Figure collection entries
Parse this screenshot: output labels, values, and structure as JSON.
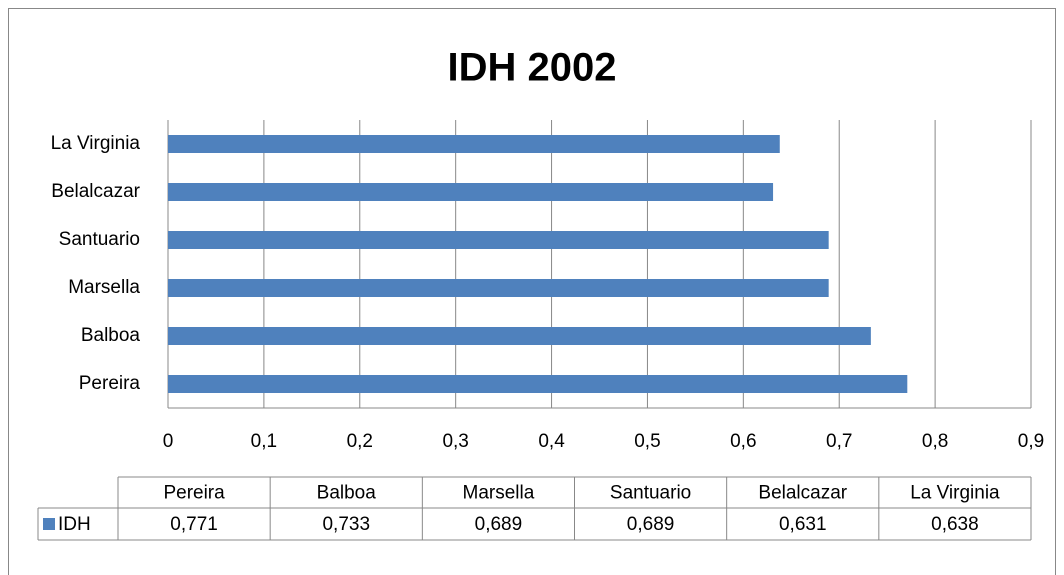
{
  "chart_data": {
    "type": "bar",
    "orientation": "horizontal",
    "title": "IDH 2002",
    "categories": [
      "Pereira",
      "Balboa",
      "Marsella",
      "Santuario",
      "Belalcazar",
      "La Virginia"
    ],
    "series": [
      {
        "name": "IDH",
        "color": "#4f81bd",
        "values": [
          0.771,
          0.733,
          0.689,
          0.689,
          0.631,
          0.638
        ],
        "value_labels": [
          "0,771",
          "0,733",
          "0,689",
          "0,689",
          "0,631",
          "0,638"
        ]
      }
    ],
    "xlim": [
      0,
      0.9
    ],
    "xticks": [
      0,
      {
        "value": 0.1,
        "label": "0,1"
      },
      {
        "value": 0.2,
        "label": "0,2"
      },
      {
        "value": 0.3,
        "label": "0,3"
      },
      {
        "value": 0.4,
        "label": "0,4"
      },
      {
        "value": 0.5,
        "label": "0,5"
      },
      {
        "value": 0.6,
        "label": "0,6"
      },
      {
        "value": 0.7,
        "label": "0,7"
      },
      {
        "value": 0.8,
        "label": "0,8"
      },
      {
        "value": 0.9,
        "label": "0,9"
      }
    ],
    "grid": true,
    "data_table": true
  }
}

...

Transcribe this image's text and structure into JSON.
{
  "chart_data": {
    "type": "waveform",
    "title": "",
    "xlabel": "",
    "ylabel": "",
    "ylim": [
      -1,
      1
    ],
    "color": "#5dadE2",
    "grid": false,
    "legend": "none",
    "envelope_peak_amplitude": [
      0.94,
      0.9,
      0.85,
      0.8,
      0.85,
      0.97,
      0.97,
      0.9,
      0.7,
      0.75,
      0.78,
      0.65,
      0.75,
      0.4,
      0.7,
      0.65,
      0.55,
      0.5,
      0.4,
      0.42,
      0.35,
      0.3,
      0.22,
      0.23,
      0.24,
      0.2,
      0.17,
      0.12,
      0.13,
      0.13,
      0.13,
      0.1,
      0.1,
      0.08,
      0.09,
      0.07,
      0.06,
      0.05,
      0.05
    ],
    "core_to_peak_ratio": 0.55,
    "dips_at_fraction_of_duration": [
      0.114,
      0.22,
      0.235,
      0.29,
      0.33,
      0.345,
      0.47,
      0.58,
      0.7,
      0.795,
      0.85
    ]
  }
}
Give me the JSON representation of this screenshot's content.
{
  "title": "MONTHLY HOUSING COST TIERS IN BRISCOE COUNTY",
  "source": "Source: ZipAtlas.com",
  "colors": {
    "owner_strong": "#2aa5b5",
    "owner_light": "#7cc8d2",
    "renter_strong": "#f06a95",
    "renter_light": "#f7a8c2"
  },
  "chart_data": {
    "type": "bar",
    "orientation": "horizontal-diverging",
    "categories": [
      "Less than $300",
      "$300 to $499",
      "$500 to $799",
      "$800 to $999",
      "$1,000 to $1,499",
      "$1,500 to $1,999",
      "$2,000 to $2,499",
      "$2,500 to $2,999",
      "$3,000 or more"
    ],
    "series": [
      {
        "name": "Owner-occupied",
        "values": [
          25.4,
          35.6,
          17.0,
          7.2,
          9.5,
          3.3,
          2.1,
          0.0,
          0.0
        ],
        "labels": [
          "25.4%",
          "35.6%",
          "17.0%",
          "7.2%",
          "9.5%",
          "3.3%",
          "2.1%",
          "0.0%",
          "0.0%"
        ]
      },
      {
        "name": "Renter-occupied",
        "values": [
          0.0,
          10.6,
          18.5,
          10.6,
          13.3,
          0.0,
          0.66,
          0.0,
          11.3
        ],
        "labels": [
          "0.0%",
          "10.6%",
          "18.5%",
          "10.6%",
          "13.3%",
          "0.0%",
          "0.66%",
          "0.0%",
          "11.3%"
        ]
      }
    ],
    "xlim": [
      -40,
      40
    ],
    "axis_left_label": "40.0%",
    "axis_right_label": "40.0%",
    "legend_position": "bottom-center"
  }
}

EXERCISE DIRECTIONS:
Copy whichever lines in the listing above contain the word "occupied".

RESULT:
        "name": "Owner-occupied",
        "name": "Renter-occupied",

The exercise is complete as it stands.